** START Entries provided **

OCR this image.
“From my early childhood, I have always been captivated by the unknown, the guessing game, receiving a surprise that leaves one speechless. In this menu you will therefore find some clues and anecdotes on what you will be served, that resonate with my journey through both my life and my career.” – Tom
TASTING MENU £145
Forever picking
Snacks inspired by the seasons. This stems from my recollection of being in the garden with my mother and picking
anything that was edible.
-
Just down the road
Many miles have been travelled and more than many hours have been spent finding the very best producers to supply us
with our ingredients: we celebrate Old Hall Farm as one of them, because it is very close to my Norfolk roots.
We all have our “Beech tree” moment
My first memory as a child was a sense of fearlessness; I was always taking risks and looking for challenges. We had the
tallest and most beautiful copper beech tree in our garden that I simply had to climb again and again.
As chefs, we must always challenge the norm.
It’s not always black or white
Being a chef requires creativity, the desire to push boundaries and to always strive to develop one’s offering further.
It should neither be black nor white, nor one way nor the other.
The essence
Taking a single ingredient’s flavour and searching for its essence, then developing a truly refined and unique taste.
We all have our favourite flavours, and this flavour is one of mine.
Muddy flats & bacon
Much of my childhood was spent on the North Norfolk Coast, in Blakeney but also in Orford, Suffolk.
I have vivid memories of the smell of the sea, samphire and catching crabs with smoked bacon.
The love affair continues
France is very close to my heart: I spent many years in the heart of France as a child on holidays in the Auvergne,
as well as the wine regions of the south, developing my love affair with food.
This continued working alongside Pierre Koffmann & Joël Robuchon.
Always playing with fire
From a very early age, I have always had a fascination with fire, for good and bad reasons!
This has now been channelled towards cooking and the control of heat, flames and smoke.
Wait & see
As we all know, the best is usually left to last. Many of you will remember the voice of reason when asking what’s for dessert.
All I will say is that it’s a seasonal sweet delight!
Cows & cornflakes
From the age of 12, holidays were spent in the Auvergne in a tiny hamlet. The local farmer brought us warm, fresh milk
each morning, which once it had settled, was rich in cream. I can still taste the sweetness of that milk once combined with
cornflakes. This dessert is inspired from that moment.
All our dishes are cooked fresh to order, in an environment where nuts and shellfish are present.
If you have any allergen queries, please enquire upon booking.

** END Entries provided **

Produce an exact copy of all the records.

OCR this image.
“From my early childhood, I have always been captivated by the unknown, the guessing game, receiving a surprise that leaves one speechless. In this menu you will therefore find some clues and anecdotes on what you will be served, that resonate with my journey through both my life and my career.” – Tom
TASTING MENU £145
Forever picking
Snacks inspired by the seasons. This stems from my recollection of being in the garden with my mother and picking
anything that was edible.
-
Just down the road
Many miles have been travelled and more than many hours have been spent finding the very best producers to supply us
with our ingredients: we celebrate Old Hall Farm as one of them, because it is very close to my Norfolk roots.
We all have our “Beech tree” moment
My first memory as a child was a sense of fearlessness; I was always taking risks and looking for challenges. We had the
tallest and most beautiful copper beech tree in our garden that I simply had to climb again and again.
As chefs, we must always challenge the norm.
It’s not always black or white
Being a chef requires creativity, the desire to push boundaries and to always strive to develop one’s offering further.
It should neither be black nor white, nor one way nor the other.
The essence
Taking a single ingredient’s flavour and searching for its essence, then developing a truly refined and unique taste.
We all have our favourite flavours, and this flavour is one of mine.
Muddy flats & bacon
Much of my childhood was spent on the North Norfolk Coast, in Blakeney but also in Orford, Suffolk.
I have vivid memories of the smell of the sea, samphire and catching crabs with smoked bacon.
The love affair continues
France is very close to my heart: I spent many years in the heart of France as a child on holidays in the Auvergne,
as well as the wine regions of the south, developing my love affair with food.
This continued working alongside Pierre Koffmann & Joël Robuchon.
Always playing with fire
From a very early age, I have always had a fascination with fire, for good and bad reasons!
This has now been channelled towards cooking and the control of heat, flames and smoke.
Wait & see
As we all know, the best is usually left to last. Many of you will remember the voice of reason when asking what’s for dessert.
All I will say is that it’s a seasonal sweet delight!
Cows & cornflakes
From the age of 12, holidays were spent in the Auvergne in a tiny hamlet. The local farmer brought us warm, fresh milk
each morning, which once it had settled, was rich in cream. I can still taste the sweetness of that milk once combined with
cornflakes. This dessert is inspired from that moment.
All our dishes are cooked fresh to order, in an environment where nuts and shellfish are present.
If you have any allergen queries, please enquire upon booking.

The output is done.